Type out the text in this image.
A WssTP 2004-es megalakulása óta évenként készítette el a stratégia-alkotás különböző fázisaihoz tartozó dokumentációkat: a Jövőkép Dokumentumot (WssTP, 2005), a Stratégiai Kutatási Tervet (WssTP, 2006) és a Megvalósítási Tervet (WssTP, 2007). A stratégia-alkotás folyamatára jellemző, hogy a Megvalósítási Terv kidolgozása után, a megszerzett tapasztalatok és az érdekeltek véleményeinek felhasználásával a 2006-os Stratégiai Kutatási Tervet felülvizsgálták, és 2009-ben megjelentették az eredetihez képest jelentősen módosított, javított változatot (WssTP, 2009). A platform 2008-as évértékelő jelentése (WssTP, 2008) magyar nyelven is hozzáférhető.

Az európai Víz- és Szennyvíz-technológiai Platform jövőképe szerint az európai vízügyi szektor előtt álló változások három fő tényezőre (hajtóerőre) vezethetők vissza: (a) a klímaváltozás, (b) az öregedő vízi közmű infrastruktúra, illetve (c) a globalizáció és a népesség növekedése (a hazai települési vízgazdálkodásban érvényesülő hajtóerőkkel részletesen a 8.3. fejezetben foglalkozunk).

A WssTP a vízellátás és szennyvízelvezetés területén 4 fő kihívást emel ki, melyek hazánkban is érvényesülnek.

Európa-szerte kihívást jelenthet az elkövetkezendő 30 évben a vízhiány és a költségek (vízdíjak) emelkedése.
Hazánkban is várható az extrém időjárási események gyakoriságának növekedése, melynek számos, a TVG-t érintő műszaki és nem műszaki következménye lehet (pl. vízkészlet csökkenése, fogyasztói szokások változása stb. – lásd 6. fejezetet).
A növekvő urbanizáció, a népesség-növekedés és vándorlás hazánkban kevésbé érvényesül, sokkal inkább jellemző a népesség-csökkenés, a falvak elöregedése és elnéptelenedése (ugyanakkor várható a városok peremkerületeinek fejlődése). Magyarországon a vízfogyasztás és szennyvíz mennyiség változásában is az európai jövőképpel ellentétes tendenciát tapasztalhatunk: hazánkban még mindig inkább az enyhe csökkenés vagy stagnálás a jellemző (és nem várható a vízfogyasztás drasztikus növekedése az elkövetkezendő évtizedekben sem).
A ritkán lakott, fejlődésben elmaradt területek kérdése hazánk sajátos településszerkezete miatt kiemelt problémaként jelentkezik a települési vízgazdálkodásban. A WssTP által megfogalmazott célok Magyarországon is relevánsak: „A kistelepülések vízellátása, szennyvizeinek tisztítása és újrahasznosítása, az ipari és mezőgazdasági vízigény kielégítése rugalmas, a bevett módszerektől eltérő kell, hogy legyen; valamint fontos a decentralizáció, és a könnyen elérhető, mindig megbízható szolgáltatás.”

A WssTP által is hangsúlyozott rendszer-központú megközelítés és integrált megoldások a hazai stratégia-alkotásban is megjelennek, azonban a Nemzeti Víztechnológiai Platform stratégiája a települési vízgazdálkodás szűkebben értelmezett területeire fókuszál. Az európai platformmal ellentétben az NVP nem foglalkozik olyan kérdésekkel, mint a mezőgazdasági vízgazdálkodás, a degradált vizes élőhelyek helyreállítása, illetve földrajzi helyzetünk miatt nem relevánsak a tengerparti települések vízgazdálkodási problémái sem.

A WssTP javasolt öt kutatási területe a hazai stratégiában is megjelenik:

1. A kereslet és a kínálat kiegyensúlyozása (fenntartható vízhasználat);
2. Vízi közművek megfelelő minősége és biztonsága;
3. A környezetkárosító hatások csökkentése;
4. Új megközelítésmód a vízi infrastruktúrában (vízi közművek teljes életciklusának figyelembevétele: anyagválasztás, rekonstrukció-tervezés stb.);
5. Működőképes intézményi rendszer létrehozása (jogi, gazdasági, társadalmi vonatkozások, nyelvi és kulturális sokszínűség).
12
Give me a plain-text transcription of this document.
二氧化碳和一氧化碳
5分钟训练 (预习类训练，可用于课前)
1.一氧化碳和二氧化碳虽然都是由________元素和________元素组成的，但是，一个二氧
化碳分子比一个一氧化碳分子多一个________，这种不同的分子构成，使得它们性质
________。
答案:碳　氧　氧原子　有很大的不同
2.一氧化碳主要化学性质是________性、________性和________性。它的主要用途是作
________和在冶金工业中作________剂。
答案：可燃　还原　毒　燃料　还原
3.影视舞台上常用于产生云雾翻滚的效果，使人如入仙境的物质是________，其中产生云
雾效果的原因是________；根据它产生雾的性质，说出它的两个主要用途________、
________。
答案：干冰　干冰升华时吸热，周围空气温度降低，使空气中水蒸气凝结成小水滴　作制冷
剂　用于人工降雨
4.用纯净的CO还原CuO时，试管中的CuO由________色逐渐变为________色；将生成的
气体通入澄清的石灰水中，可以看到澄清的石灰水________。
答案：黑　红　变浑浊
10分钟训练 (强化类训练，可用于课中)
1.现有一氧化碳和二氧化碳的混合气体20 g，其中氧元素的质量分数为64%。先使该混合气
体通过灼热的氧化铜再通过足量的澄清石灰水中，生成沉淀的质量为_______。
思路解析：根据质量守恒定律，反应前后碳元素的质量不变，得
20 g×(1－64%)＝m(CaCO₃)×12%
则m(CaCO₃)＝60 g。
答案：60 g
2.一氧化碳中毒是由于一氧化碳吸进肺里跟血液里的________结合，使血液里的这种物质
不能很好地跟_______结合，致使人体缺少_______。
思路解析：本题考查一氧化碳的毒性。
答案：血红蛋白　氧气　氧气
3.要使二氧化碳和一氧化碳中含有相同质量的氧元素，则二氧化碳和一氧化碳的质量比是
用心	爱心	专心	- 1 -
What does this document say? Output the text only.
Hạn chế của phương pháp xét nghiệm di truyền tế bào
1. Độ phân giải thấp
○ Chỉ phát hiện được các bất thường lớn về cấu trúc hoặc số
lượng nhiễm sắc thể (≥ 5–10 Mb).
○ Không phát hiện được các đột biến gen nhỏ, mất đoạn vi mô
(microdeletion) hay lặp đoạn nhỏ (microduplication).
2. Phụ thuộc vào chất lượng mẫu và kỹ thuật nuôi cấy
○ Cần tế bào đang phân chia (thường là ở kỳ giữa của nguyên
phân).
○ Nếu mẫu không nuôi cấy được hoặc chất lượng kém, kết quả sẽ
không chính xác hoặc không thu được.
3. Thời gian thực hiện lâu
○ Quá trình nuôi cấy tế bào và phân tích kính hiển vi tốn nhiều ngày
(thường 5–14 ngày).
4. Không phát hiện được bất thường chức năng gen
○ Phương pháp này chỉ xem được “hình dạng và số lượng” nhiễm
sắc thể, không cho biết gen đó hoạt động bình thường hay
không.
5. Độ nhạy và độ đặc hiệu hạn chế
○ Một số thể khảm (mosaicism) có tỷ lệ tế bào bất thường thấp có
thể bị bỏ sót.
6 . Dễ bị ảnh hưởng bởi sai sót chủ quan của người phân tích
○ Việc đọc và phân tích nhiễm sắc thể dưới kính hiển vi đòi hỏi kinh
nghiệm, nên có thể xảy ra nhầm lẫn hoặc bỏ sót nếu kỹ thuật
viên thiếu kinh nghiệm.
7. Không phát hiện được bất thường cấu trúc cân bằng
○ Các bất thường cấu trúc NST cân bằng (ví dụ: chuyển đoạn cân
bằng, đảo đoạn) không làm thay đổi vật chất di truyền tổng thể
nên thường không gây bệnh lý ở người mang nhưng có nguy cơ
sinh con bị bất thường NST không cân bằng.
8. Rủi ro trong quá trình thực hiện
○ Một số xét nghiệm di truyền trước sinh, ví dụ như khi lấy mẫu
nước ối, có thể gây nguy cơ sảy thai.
#####
* [Your task] Show, from the material above, each line that includes the string "hiển".

* [The completed task]
○ Quá trình nuôi cấy tế bào và phân tích kính hiển vi tốn nhiều ngày
○ Việc đọc và phân tích nhiễm sắc thể dưới kính hiển vi đòi hỏi kinh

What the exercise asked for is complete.